Transcribe the records below exactly as they appear.

* START RECORDS TO PROCESS *

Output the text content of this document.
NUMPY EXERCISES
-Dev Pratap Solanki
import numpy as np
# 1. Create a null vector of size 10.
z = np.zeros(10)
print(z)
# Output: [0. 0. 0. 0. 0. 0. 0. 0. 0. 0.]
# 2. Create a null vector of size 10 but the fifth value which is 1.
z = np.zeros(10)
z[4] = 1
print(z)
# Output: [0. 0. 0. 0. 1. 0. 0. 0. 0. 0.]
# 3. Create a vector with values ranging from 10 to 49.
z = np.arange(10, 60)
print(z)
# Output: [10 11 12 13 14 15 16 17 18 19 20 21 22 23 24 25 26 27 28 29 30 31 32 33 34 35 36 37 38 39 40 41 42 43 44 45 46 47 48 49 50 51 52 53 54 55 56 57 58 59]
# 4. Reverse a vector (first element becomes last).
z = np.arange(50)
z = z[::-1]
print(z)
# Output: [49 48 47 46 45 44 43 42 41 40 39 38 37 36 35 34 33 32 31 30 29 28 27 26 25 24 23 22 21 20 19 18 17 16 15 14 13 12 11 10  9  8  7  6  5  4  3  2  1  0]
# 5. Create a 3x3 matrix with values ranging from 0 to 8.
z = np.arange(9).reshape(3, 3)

* END RECORDS TO PROCESS *

◆ TASK SOLUTION ◆
Output the text content of this document.
NUMPY EXERCISES
-Dev Pratap Solanki
import numpy as np
# 1. Create a null vector of size 10.
z = np.zeros(10)
print(z)
# Output: [0. 0. 0. 0. 0. 0. 0. 0. 0. 0.]
# 2. Create a null vector of size 10 but the fifth value which is 1.
z = np.zeros(10)
z[4] = 1
print(z)
# Output: [0. 0. 0. 0. 1. 0. 0. 0. 0. 0.]
# 3. Create a vector with values ranging from 10 to 49.
z = np.arange(10, 60)
print(z)
# Output: [10 11 12 13 14 15 16 17 18 19 20 21 22 23 24 25 26 27 28 29 30 31 32 33 34 35 36 37 38 39 40 41 42 43 44 45 46 47 48 49 50 51 52 53 54 55 56 57 58 59]
# 4. Reverse a vector (first element becomes last).
z = np.arange(50)
z = z[::-1]
print(z)
# Output: [49 48 47 46 45 44 43 42 41 40 39 38 37 36 35 34 33 32 31 30 29 28 27 26 25 24 23 22 21 20 19 18 17 16 15 14 13 12 11 10  9  8  7  6  5  4  3  2  1  0]
# 5. Create a 3x3 matrix with values ranging from 0 to 8.
z = np.arange(9).reshape(3, 3)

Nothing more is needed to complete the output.